● **TO DO**: Copy out every line in which the string "JSON" occurs.

Collected data
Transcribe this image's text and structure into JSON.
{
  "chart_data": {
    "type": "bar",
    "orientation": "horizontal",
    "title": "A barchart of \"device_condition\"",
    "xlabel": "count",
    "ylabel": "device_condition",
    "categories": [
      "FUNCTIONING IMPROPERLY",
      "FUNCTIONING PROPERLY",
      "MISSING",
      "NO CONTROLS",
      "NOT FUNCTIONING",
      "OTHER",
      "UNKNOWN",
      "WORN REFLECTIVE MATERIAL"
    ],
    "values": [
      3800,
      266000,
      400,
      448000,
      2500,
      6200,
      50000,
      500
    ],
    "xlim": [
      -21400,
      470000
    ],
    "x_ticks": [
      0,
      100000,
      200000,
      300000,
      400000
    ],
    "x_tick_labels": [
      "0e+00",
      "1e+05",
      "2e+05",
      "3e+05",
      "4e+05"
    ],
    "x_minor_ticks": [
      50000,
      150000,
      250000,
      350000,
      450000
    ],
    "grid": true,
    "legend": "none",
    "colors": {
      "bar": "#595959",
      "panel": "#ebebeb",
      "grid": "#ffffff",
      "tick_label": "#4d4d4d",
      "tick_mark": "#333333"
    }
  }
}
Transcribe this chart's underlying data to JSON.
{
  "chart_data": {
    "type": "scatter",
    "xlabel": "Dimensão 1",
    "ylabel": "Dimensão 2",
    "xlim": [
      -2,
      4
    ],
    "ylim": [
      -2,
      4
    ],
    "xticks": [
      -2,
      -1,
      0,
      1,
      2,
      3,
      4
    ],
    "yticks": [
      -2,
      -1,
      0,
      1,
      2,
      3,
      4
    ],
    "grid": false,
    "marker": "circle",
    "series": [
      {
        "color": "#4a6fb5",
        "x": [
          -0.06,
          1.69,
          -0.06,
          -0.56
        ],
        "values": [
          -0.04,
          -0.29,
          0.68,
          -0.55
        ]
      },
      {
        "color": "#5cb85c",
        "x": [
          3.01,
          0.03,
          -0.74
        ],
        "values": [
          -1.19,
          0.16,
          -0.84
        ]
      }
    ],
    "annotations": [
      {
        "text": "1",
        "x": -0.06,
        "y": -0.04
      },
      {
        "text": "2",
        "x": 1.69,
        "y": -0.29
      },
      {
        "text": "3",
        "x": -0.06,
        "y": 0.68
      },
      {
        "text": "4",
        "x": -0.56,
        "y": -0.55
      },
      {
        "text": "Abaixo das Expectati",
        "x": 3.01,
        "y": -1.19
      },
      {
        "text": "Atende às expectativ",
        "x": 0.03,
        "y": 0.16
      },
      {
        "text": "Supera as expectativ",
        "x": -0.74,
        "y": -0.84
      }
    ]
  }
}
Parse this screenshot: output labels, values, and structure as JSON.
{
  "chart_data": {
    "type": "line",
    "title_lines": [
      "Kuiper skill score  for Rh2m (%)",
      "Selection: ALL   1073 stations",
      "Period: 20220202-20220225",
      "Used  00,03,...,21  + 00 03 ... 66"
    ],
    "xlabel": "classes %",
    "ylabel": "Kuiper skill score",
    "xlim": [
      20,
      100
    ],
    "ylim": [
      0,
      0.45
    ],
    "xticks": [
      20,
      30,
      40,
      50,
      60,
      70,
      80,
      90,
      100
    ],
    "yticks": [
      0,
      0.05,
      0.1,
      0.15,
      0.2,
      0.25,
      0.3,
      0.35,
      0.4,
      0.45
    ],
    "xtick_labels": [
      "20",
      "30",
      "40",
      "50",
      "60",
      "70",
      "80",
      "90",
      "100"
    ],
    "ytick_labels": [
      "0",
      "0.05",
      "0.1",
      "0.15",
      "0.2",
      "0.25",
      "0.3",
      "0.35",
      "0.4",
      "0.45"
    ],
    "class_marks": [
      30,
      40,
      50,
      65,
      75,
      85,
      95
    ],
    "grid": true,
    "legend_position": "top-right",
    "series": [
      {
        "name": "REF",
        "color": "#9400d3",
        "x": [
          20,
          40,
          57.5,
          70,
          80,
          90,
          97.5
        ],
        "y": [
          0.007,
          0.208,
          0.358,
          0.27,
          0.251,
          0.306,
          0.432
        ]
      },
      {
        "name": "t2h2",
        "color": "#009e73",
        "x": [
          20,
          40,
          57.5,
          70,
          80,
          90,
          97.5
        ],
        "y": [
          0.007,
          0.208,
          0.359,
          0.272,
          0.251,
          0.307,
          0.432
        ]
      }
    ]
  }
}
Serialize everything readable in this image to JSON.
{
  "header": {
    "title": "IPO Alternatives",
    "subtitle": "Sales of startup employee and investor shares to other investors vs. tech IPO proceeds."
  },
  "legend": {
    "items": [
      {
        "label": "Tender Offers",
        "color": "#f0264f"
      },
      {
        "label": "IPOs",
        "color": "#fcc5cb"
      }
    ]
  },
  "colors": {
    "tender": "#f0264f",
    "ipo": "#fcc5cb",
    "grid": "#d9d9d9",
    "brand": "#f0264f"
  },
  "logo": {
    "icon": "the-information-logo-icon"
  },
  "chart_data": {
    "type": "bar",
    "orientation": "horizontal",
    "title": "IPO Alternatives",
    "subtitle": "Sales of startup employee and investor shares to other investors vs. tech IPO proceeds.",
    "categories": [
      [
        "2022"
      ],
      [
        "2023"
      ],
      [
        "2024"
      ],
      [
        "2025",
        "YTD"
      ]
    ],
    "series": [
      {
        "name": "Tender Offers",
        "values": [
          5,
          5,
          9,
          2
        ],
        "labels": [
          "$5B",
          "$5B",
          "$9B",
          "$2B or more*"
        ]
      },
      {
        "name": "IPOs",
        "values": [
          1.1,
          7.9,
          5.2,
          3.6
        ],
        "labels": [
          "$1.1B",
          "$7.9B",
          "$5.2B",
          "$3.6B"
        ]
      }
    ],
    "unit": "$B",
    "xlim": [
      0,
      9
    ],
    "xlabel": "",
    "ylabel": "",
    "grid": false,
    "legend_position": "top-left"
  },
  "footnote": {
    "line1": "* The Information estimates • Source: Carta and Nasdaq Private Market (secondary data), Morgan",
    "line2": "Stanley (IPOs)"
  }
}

● **TASK SOLUTION**:
Transcribe this image's text and structure into JSON.
Transcribe this chart's underlying data to JSON.
Parse this screenshot: output labels, values, and structure as JSON.
Serialize everything readable in this image to JSON.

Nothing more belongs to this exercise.